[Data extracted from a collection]
============

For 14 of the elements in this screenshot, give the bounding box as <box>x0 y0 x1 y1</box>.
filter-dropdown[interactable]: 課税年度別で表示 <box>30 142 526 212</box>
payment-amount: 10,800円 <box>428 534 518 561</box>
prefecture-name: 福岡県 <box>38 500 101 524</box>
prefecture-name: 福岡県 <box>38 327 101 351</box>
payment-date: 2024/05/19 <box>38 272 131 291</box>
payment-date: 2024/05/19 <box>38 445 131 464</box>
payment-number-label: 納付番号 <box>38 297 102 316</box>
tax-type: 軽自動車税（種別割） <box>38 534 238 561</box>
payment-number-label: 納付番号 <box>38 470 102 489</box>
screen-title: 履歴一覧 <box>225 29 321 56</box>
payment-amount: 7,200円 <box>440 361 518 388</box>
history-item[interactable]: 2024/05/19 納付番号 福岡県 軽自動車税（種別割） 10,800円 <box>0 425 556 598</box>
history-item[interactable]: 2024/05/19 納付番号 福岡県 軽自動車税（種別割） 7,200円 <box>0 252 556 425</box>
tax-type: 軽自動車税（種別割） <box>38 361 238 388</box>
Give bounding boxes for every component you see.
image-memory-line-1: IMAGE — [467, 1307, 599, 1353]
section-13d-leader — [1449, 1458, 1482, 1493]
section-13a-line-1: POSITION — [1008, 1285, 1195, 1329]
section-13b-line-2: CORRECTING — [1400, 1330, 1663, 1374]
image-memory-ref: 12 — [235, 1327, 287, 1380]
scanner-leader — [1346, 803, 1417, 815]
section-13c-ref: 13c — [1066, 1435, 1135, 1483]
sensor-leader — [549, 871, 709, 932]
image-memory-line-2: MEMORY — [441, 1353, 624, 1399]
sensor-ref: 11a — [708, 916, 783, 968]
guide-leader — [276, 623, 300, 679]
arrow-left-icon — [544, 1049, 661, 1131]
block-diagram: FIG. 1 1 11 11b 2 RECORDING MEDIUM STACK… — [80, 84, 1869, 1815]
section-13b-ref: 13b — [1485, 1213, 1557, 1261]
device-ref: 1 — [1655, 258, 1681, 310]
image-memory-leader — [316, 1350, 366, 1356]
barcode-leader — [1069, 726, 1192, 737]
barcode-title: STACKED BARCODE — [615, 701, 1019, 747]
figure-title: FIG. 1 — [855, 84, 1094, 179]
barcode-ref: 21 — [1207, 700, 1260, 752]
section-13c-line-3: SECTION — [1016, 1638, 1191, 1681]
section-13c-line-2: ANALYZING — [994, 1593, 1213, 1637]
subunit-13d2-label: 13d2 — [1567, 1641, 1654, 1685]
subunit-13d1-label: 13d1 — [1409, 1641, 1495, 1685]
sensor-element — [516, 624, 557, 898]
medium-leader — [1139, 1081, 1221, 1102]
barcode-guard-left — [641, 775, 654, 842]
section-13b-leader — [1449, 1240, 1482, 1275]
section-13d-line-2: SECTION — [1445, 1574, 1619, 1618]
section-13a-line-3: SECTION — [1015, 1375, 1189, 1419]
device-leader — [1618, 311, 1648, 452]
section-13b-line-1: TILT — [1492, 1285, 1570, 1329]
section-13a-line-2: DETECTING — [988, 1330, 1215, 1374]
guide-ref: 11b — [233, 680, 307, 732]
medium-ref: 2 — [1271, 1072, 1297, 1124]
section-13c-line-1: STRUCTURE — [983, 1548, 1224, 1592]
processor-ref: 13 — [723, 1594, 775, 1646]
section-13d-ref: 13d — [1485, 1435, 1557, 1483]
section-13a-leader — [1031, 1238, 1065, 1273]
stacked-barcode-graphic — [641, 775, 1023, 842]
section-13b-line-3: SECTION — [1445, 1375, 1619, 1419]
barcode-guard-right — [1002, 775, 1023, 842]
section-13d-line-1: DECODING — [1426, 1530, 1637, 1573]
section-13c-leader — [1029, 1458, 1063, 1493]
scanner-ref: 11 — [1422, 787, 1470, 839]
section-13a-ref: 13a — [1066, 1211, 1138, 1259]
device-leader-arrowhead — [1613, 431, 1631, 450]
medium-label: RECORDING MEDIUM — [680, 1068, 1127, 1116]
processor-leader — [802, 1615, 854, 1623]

============

Rewrite the records with every "RECORDING MEDIUM" changed to "STORAGE MEDIUM", keeping everything else the same.

The output
For 14 of the elements in this screenshot, give the bounding box as <box>x0 y0 x1 y1</box>.
filter-dropdown[interactable]: 課税年度別で表示 <box>30 142 526 212</box>
payment-amount: 10,800円 <box>428 534 518 561</box>
prefecture-name: 福岡県 <box>38 500 101 524</box>
prefecture-name: 福岡県 <box>38 327 101 351</box>
payment-date: 2024/05/19 <box>38 272 131 291</box>
payment-date: 2024/05/19 <box>38 445 131 464</box>
payment-number-label: 納付番号 <box>38 297 102 316</box>
tax-type: 軽自動車税（種別割） <box>38 534 238 561</box>
payment-number-label: 納付番号 <box>38 470 102 489</box>
screen-title: 履歴一覧 <box>225 29 321 56</box>
payment-amount: 7,200円 <box>440 361 518 388</box>
history-item[interactable]: 2024/05/19 納付番号 福岡県 軽自動車税（種別割） 10,800円 <box>0 425 556 598</box>
history-item[interactable]: 2024/05/19 納付番号 福岡県 軽自動車税（種別割） 7,200円 <box>0 252 556 425</box>
tax-type: 軽自動車税（種別割） <box>38 361 238 388</box>
Give bounding boxes for every component you see.
image-memory-line-1: IMAGE — [467, 1307, 599, 1353]
section-13d-leader — [1449, 1458, 1482, 1493]
section-13a-line-1: POSITION — [1008, 1285, 1195, 1329]
section-13b-line-2: CORRECTING — [1400, 1330, 1663, 1374]
image-memory-ref: 12 — [235, 1327, 287, 1380]
scanner-leader — [1346, 803, 1417, 815]
section-13c-ref: 13c — [1066, 1435, 1135, 1483]
sensor-leader — [549, 871, 709, 932]
image-memory-line-2: MEMORY — [441, 1353, 624, 1399]
sensor-ref: 11a — [708, 916, 783, 968]
guide-leader — [276, 623, 300, 679]
arrow-left-icon — [544, 1049, 661, 1131]
block-diagram: FIG. 1 1 11 11b 2 STORAGE MEDIUM STACK… — [80, 84, 1869, 1815]
section-13b-ref: 13b — [1485, 1213, 1557, 1261]
device-ref: 1 — [1655, 258, 1681, 310]
image-memory-leader — [316, 1350, 366, 1356]
barcode-leader — [1069, 726, 1192, 737]
barcode-title: STACKED BARCODE — [615, 701, 1019, 747]
figure-title: FIG. 1 — [855, 84, 1094, 179]
barcode-ref: 21 — [1207, 700, 1260, 752]
section-13c-line-3: SECTION — [1016, 1638, 1191, 1681]
section-13c-line-2: ANALYZING — [994, 1593, 1213, 1637]
subunit-13d2-label: 13d2 — [1567, 1641, 1654, 1685]
subunit-13d1-label: 13d1 — [1409, 1641, 1495, 1685]
sensor-element — [516, 624, 557, 898]
medium-leader — [1139, 1081, 1221, 1102]
barcode-guard-left — [641, 775, 654, 842]
section-13b-leader — [1449, 1240, 1482, 1275]
section-13d-line-2: SECTION — [1445, 1574, 1619, 1618]
section-13a-line-3: SECTION — [1015, 1375, 1189, 1419]
device-leader — [1618, 311, 1648, 452]
section-13b-line-1: TILT — [1492, 1285, 1570, 1329]
section-13a-line-2: DETECTING — [988, 1330, 1215, 1374]
guide-ref: 11b — [233, 680, 307, 732]
medium-ref: 2 — [1271, 1072, 1297, 1124]
section-13c-line-1: STRUCTURE — [983, 1548, 1224, 1592]
processor-ref: 13 — [723, 1594, 775, 1646]
section-13d-ref: 13d — [1485, 1435, 1557, 1483]
section-13a-leader — [1031, 1238, 1065, 1273]
stacked-barcode-graphic — [641, 775, 1023, 842]
section-13b-line-3: SECTION — [1445, 1375, 1619, 1419]
barcode-guard-right — [1002, 775, 1023, 842]
section-13d-line-1: DECODING — [1426, 1530, 1637, 1573]
section-13c-leader — [1029, 1458, 1063, 1493]
scanner-ref: 11 — [1422, 787, 1470, 839]
section-13a-ref: 13a — [1066, 1211, 1138, 1259]
device-leader-arrowhead — [1613, 431, 1631, 450]
medium-label: STORAGE MEDIUM — [680, 1068, 1127, 1116]
processor-leader — [802, 1615, 854, 1623]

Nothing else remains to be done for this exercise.